#### DATA SUPPLIED:
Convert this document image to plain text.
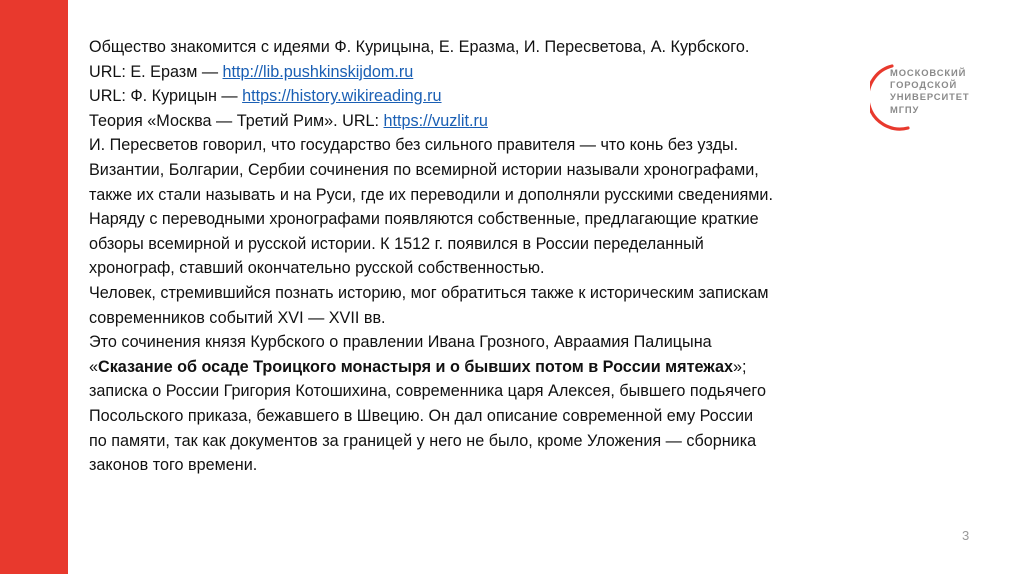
МОСКОВСКИЙ
ГОРОДСКОЙ
УНИВЕРСИТЕТ
МГПУ
Общество знакомится с идеями Ф. Курицына, Е. Еразма, И. Пересветова, А. Курбского.
URL: Е. Еразм — http://lib.pushkinskijdom.ru
URL: Ф. Курицын — https://history.wikireading.ru
Теория «Москва — Третий Рим». URL: https://vuzlit.ru
И. Пересветов говорил, что государство без сильного правителя — что конь без узды.
Византии, Болгарии, Сербии сочинения по всемирной истории называли хронографами,
также их стали называть и на Руси, где их переводили и дополняли русскими сведениями.
Наряду с переводными хронографами появляются собственные, предлагающие краткие
обзоры всемирной и русской истории. К 1512 г. появился в России переделанный
хронограф, ставший окончательно русской собственностью.
Человек, стремившийся познать историю, мог обратиться также к историческим запискам
современников событий XVI — XVII вв.
Это сочинения князя Курбского о правлении Ивана Грозного, Авраамия Палицына
«Сказание об осаде Троицкого монастыря и о бывших потом в России мятежах»;
записка о России Григория Котошихина, современника царя Алексея, бывшего подьячего
Посольского приказа, бежавшего в Швецию. Он дал описание современной ему России
по памяти, так как документов за границей у него не было, кроме Уложения — сборника
законов того времени.
3
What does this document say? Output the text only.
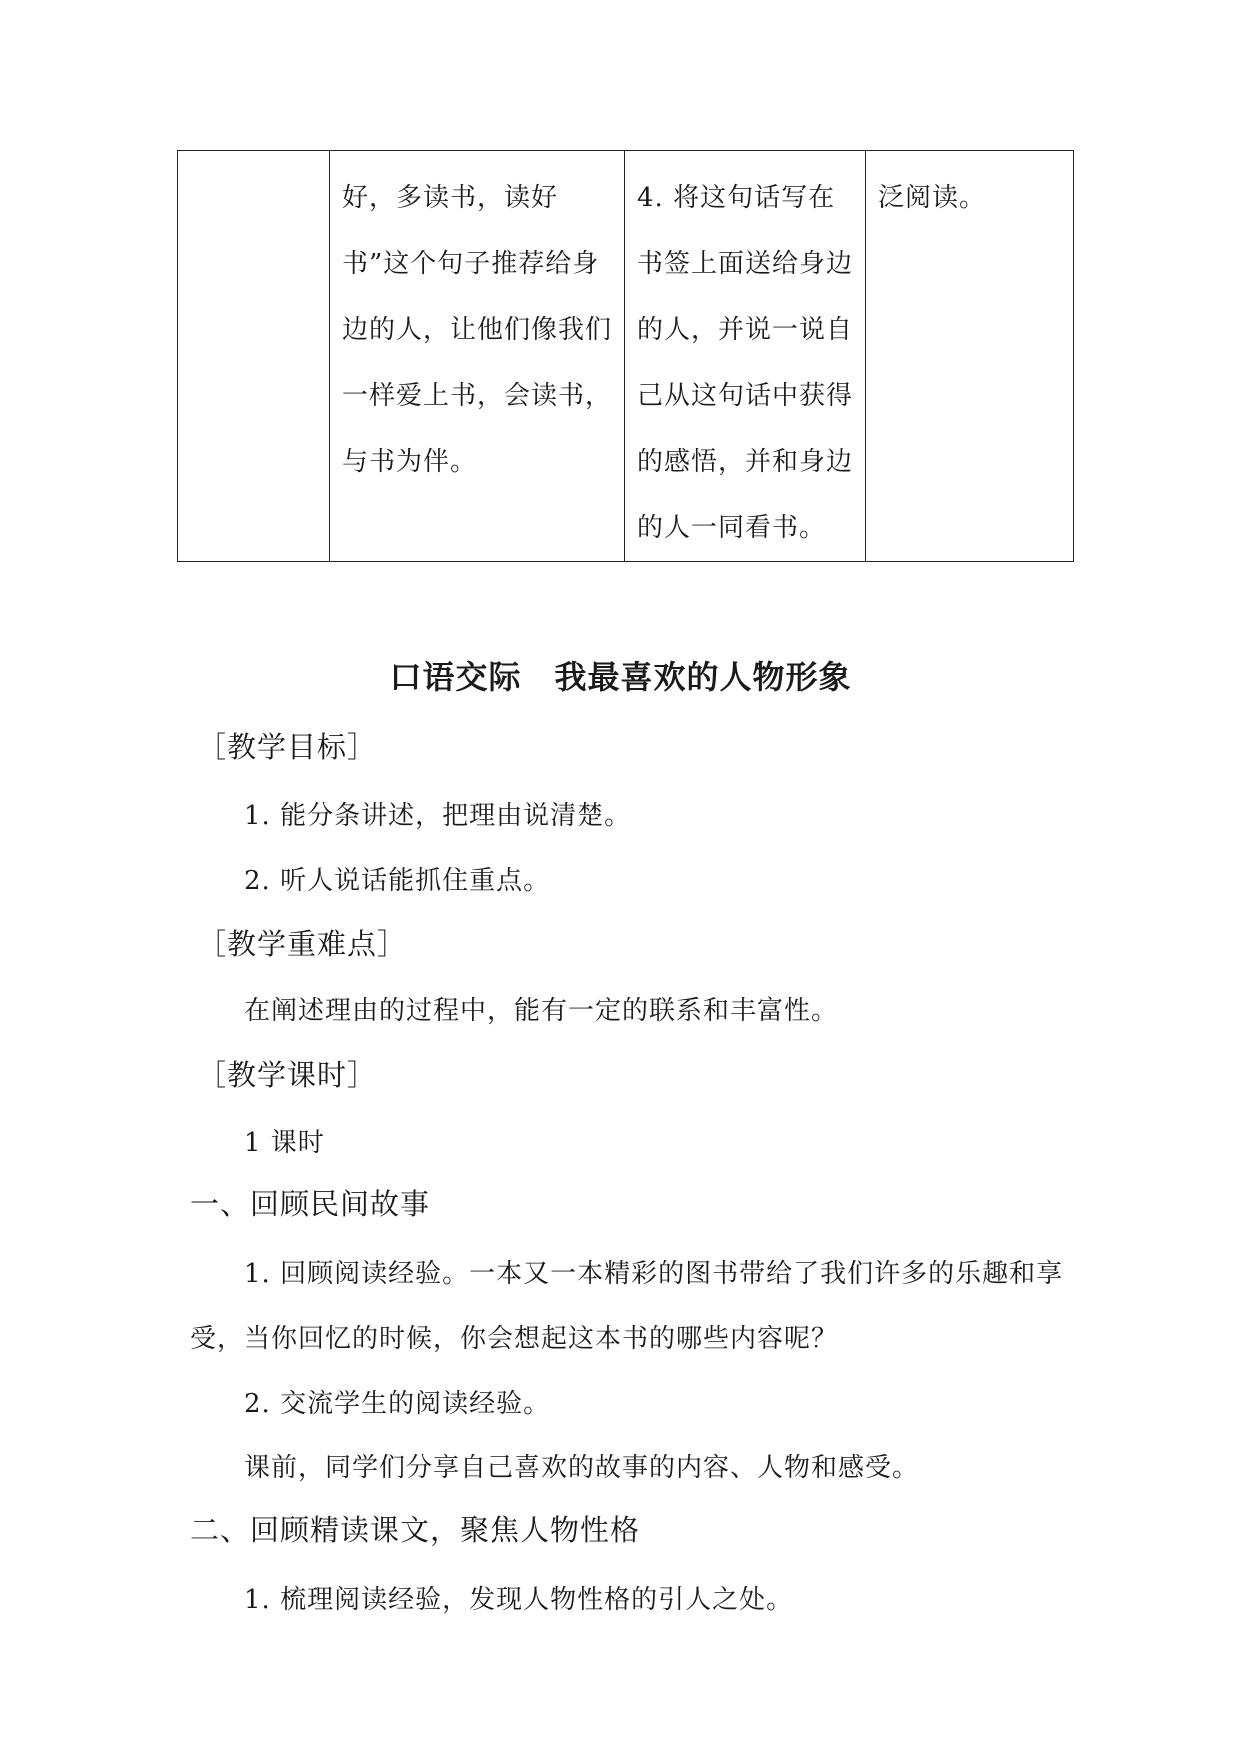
	好，多读书，读好书”这个句子推荐给身边的人，让他们像我们一样爱上书，会读书，与书为伴。	4. 将这句话写在书签上面送给身边的人，并说一说自己从这句话中获得的感悟，并和身边的人一同看书。	泛阅读。
口语交际　我最喜欢的人物形象
［教学目标］
1. 能分条讲述，把理由说清楚。
2. 听人说话能抓住重点。
［教学重难点］
在阐述理由的过程中，能有一定的联系和丰富性。
［教学课时］
1 课时
一、回顾民间故事
1. 回顾阅读经验。一本又一本精彩的图书带给了我们许多的乐趣和享
受，当你回忆的时候，你会想起这本书的哪些内容呢？
2. 交流学生的阅读经验。
课前，同学们分享自己喜欢的故事的内容、人物和感受。
二、回顾精读课文，聚焦人物性格
1. 梳理阅读经验，发现人物性格的引人之处。
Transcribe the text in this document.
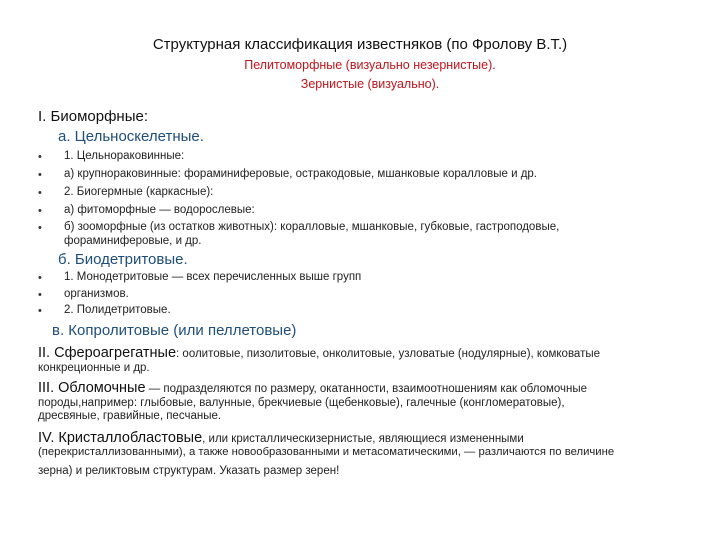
Структурная классификация известняков (по Фролову В.Т.)
Пелитоморфные (визуально незернистые).
Зернистые (визуально).
I. Биоморфные:
а. Цельноскелетные.
• 1. Цельнораковинные:
• а) крупнораковинные: фораминиферовые, остракодовые, мшанковые коралловые и др.
• 2. Биогермные (каркасные):
• а) фитоморфные — водорослевые:
• б) зооморфные (из остатков животных): коралловые, мшанковые, губковые, гастроподовые,
фораминиферовые, и др.
б. Биодетритовые.
• 1. Монодетритовые — всех перечисленных выше групп
• организмов.
• 2. Полидетритовые.
в. Копролитовые (или пеллетовые)
II. Сфероагрегатные: оолитовые, пизолитовые, онколитовые, узловатые (нодулярные), комковатые
конкреционные и др.
III. Обломочные — подразделяются по размеру, окатанности, взаимоотношениям как обломочные
породы,например: глыбовые, валунные, брекчиевые (щебенковые), галечные (конгломератовые),
дресвяные, гравийные, песчаные.
IV. Кристаллобластовые, или кристаллическизернистые, являющиеся измененными
(перекристаллизованными), а также новообразованными и метасоматическими, — различаются по величине
зерна) и реликтовым структурам. Указать размер зерен!
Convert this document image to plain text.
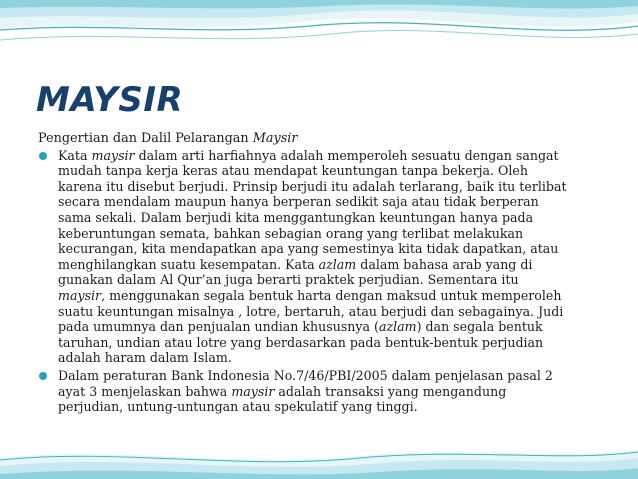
MAYSIR

Pengertian dan Dalil Pelarangan Maysir

Kata maysir dalam arti harfiahnya adalah memperoleh sesuatu dengan sangat
mudah tanpa kerja keras atau mendapat keuntungan tanpa bekerja. Oleh
karena itu disebut berjudi. Prinsip berjudi itu adalah terlarang, baik itu terlibat
secara mendalam maupun hanya berperan sedikit saja atau tidak berperan
sama sekali. Dalam berjudi kita menggantungkan keuntungan hanya pada
keberuntungan semata, bahkan sebagian orang yang terlibat melakukan
kecurangan, kita mendapatkan apa yang semestinya kita tidak dapatkan, atau
menghilangkan suatu kesempatan. Kata azlam dalam bahasa arab yang di
gunakan dalam Al Qur’an juga berarti praktek perjudian. Sementara itu
maysir, menggunakan segala bentuk harta dengan maksud untuk memperoleh
suatu keuntungan misalnya , lotre, bertaruh, atau berjudi dan sebagainya. Judi
pada umumnya dan penjualan undian khususnya (azlam) dan segala bentuk
taruhan, undian atau lotre yang berdasarkan pada bentuk-bentuk perjudian
adalah haram dalam Islam.
Dalam peraturan Bank Indonesia No.7/46/PBI/2005 dalam penjelasan pasal 2
ayat 3 menjelaskan bahwa maysir adalah transaksi yang mengandung
perjudian, untung-untungan atau spekulatif yang tinggi.
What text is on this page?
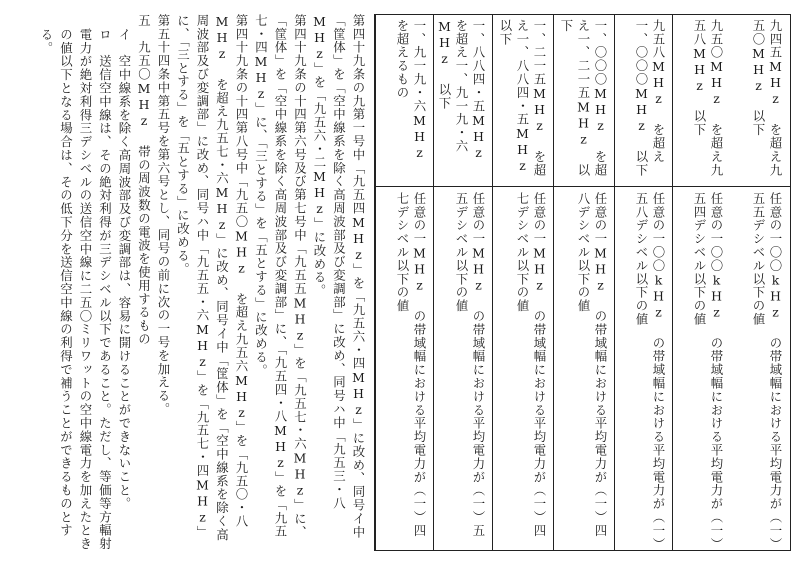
第四十九条の九第一号中「九五四MHz」を「九五六・四MHz」に改め、同号イ中「筐体」を「空中線系を除く高周波部及び変調部」に改め、同号ハ中「九五三・八MHz」を「九五六・二MHz」に改める。

第四十九条の十四第六号及び第七号中「九五五MHz」を「九五七・六MHz」に、「筐体」を「空中線系を除く高周波部及び変調部」に、「九五四・八MHz」を「九五七・四MHz」に、「三とする」を「五とする」に改める。

第四十九条の十四第八号中「九五〇MHz を超え九五六MHz」を「九五〇・八MHz を超え九五七・六MHz」に改め、同号イ中「筐体」を「空中線系を除く高周波部及び変調部」に改め、同号ハ中「九五五・六MHz」を「九五七・四MHz」に、「三とする」を「五とする」に改める。

第五十四条中第五号を第六号とし、同号の前に次の一号を加える。

五　九五〇MHz 帯の周波数の電波を使用するもの

イ　空中線系を除く高周波部及び変調部は、容易に開けることができないこと。

ロ　送信空中線は、その絶対利得が三デシベル以下であること。ただし、等価等方輻射電力が絶対利得三デシベルの送信空中線に二五〇ミリワットの空中線電力を加えたときの値以下となる場合は、その低下分を送信空中線の利得で補うことができるものとする。	九四五MHz を超え九五〇MHz 以下
任意の一〇〇kHz の帯域幅における平均電力が（一）五五デシベル以下の値
九五〇MHz を超え九五八MHz 以下
任意の一〇〇kHz の帯域幅における平均電力が（一）五四デシベル以下の値
九五八MHz を超え一、〇〇〇MHz 以下
任意の一〇〇kHz の帯域幅における平均電力が（一）五八デシベル以下の値
一、〇〇〇MHz を超え一、二一五MHz 以下
任意の一MHz の帯域幅における平均電力が（一）四八デシベル以下の値
一、二一五MHz を超え一、八八四・五MHz 以下
任意の一MHz の帯域幅における平均電力が（一）四七デシベル以下の値
一、八八四・五MHz を超え一、九一九・六MHz 以下
任意の一MHz の帯域幅における平均電力が（一）五五デシベル以下の値
一、九一九・六MHz を超えるもの
任意の一MHz の帯域幅における平均電力が（一）四七デシベル以下の値
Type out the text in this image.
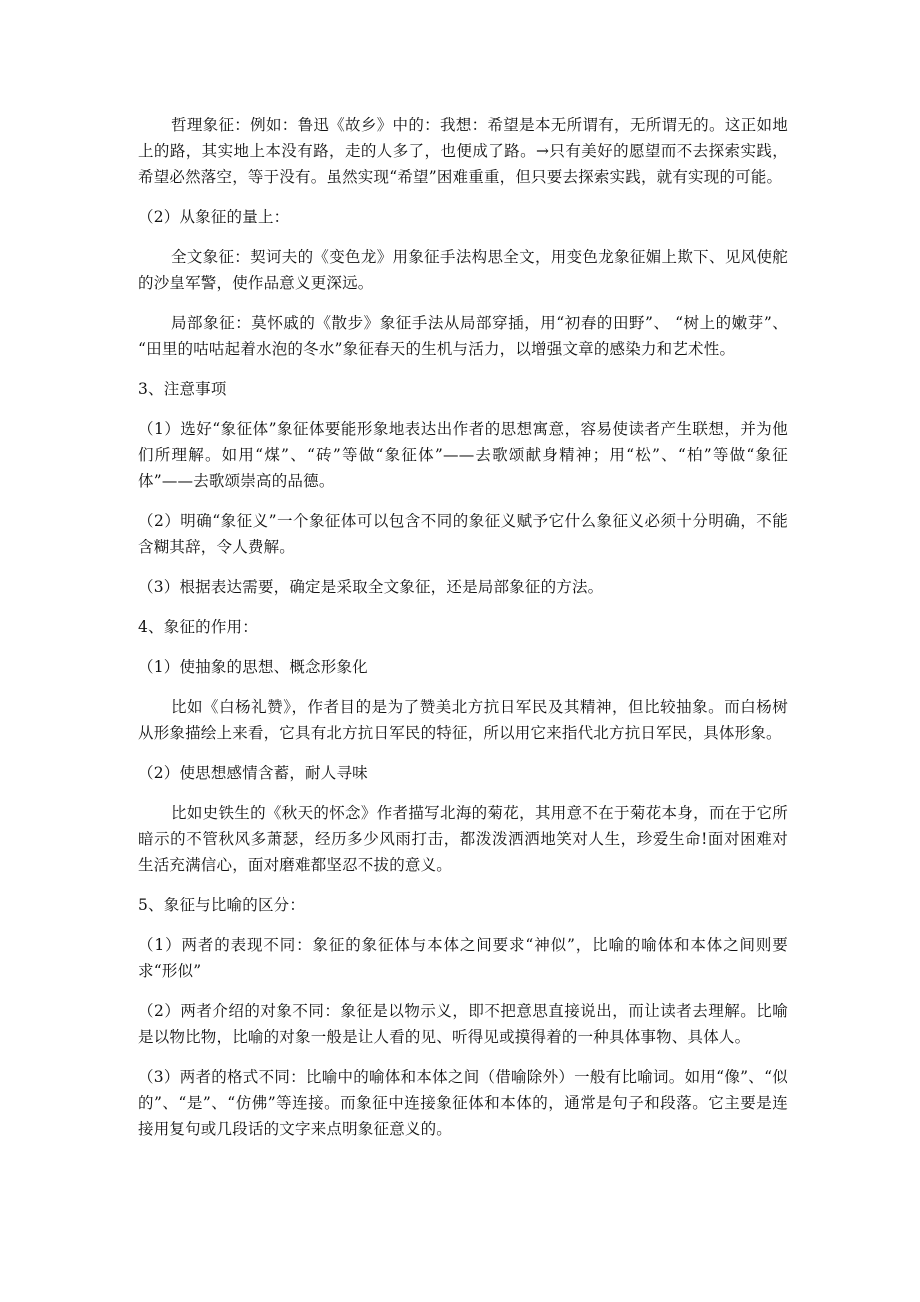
哲理象征：例如：鲁迅《故乡》中的：我想：希望是本无所谓有，无所谓无的。这正如地上的路，其实地上本没有路，走的人多了，也便成了路。→只有美好的愿望而不去探索实践，希望必然落空，等于没有。虽然实现“希望”困难重重，但只要去探索实践，就有实现的可能。

（2）从象征的量上：

全文象征：契诃夫的《变色龙》用象征手法构思全文，用变色龙象征媚上欺下、见风使舵的沙皇军警，使作品意义更深远。

局部象征：莫怀戚的《散步》象征手法从局部穿插，用“初春的田野”、 “树上的嫩芽”、 “田里的咕咕起着水泡的冬水”象征春天的生机与活力，以增强文章的感染力和艺术性。

3、注意事项

（1）选好“象征体”象征体要能形象地表达出作者的思想寓意，容易使读者产生联想，并为他们所理解。如用“煤”、“砖”等做“象征体”——去歌颂献身精神；用“松”、“柏”等做“象征体”——去歌颂崇高的品德。

（2）明确“象征义”一个象征体可以包含不同的象征义赋予它什么象征义必须十分明确，不能含糊其辞，令人费解。

（3）根据表达需要，确定是采取全文象征，还是局部象征的方法。

4、象征的作用：

（1）使抽象的思想、概念形象化

比如《白杨礼赞》，作者目的是为了赞美北方抗日军民及其精神，但比较抽象。而白杨树从形象描绘上来看，它具有北方抗日军民的特征，所以用它来指代北方抗日军民，具体形象。

（2）使思想感情含蓄，耐人寻味

比如史铁生的《秋天的怀念》作者描写北海的菊花，其用意不在于菊花本身，而在于它所暗示的不管秋风多萧瑟，经历多少风雨打击，都泼泼洒洒地笑对人生，珍爱生命!面对困难对生活充满信心，面对磨难都坚忍不拔的意义。

5、象征与比喻的区分：

（1）两者的表现不同：象征的象征体与本体之间要求“神似”，比喻的喻体和本体之间则要求“形似”

（2）两者介绍的对象不同：象征是以物示义，即不把意思直接说出，而让读者去理解。比喻是以物比物，比喻的对象一般是让人看的见、听得见或摸得着的一种具体事物、具体人。

（3）两者的格式不同：比喻中的喻体和本体之间（借喻除外）一般有比喻词。如用“像”、“似的”、“是”、“仿佛”等连接。而象征中连接象征体和本体的，通常是句子和段落。它主要是连接用复句或几段话的文字来点明象征意义的。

#### EXERCISE INSTRUCTIONS:
The answer must consist solely of the number of lines in the entries that contain the word "五五デシベル以下の値".

#### EXERCISE RESPONSE:
2